— Begin RECORDS SHOWN —

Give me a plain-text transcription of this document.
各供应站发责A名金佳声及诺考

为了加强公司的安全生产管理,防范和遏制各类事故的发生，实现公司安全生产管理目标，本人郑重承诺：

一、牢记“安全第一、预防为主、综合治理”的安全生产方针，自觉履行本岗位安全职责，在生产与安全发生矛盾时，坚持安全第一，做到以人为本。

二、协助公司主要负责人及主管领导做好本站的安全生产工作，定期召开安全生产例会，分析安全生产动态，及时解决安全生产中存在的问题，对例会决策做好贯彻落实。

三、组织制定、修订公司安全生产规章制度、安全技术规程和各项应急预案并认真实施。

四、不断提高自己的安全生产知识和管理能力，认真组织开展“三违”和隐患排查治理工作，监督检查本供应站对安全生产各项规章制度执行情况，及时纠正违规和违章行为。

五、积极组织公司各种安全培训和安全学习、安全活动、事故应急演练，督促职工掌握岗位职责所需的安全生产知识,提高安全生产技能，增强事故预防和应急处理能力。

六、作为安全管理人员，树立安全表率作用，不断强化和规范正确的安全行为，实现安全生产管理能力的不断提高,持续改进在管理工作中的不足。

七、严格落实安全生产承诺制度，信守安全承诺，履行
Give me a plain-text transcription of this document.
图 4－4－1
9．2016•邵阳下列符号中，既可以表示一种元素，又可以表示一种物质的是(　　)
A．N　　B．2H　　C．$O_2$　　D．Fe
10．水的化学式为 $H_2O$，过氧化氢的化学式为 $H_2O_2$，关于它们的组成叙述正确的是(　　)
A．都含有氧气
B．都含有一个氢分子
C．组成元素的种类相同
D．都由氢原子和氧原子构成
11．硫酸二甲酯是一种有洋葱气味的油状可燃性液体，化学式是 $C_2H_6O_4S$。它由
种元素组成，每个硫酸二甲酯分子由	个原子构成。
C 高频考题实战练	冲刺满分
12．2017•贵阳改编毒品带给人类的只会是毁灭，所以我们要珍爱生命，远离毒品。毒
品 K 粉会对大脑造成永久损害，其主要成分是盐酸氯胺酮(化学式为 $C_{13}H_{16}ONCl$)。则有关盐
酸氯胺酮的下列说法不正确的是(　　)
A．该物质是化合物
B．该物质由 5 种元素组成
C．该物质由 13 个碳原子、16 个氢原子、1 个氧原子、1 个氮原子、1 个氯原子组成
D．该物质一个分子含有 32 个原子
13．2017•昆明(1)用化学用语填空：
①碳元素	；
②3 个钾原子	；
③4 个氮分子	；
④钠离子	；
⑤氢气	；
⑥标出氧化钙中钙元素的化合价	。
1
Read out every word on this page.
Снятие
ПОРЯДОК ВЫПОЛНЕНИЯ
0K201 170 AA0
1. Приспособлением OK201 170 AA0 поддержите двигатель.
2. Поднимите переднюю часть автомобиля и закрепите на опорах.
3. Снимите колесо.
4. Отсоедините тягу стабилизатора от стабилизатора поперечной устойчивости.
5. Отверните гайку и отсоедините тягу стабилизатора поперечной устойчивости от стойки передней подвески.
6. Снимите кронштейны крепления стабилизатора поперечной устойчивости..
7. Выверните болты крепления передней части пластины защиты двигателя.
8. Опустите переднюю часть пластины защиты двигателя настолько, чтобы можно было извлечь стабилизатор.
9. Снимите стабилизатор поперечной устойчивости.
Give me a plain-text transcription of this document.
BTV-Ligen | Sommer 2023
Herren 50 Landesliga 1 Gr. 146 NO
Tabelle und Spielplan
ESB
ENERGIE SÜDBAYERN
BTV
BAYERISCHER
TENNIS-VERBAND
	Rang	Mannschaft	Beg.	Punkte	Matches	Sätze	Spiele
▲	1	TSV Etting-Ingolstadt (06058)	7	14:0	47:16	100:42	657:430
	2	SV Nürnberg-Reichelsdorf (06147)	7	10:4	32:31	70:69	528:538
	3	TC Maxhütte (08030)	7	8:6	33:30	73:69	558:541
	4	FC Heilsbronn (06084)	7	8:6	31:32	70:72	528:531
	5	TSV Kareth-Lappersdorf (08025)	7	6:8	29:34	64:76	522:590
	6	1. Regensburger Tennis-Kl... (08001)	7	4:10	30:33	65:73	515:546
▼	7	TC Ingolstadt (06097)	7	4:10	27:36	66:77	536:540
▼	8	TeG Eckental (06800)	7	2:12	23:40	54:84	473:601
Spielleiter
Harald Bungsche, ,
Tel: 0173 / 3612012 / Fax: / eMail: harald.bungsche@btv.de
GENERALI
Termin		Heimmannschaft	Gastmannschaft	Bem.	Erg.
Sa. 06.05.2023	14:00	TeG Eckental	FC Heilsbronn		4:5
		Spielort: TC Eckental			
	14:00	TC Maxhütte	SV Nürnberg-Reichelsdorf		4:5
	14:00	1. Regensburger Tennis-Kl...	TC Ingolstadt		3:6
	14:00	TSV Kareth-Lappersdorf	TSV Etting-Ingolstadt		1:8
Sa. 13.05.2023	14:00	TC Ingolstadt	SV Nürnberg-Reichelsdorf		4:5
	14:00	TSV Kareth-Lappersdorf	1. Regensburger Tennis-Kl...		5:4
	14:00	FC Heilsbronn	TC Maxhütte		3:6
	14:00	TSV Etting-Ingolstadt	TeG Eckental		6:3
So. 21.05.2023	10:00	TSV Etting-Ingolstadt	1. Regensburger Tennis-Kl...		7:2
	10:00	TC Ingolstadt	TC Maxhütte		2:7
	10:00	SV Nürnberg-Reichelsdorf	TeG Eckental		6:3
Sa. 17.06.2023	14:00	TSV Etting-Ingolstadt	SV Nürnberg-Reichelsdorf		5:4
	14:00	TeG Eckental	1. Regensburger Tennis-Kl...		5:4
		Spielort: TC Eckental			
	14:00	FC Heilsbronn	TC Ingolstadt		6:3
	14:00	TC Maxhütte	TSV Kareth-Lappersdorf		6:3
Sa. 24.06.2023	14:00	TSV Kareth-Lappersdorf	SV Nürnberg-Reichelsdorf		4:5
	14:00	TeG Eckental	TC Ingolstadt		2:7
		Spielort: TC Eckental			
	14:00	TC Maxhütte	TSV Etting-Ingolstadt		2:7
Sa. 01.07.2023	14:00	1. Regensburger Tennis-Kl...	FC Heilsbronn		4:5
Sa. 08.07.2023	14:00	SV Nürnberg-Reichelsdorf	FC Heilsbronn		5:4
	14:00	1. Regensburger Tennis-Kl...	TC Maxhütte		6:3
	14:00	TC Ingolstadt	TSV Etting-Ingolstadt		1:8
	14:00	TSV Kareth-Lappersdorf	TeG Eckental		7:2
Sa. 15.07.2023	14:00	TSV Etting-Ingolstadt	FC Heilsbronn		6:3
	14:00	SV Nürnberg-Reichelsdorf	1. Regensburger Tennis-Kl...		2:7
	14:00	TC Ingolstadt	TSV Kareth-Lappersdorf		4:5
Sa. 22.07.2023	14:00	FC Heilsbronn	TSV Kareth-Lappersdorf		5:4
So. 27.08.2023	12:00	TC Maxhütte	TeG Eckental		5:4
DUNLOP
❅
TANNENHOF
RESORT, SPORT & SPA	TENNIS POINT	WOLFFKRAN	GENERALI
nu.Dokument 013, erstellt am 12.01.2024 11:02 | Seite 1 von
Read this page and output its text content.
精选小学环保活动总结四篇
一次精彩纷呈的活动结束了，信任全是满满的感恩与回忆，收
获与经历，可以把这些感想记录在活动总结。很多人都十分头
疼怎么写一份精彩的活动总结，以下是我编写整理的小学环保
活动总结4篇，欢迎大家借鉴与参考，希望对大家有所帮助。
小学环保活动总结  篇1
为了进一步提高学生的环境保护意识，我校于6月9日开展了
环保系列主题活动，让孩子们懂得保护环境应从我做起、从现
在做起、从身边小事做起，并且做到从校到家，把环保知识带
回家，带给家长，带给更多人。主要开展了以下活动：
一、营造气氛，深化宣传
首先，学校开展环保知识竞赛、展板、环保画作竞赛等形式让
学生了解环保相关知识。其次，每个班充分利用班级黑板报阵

— End RECORDS SHOWN —

• [STATED TASK]:
From the entries above, copy each line holding "тягу".

• [THE COMPLETED TASK]:
4. Отсоедините тягу стабилизатора от стабилизатора поперечной устойчивости.
5. Отверните гайку и отсоедините тягу стабилизатора поперечной устойчивости от стойки передней подвески.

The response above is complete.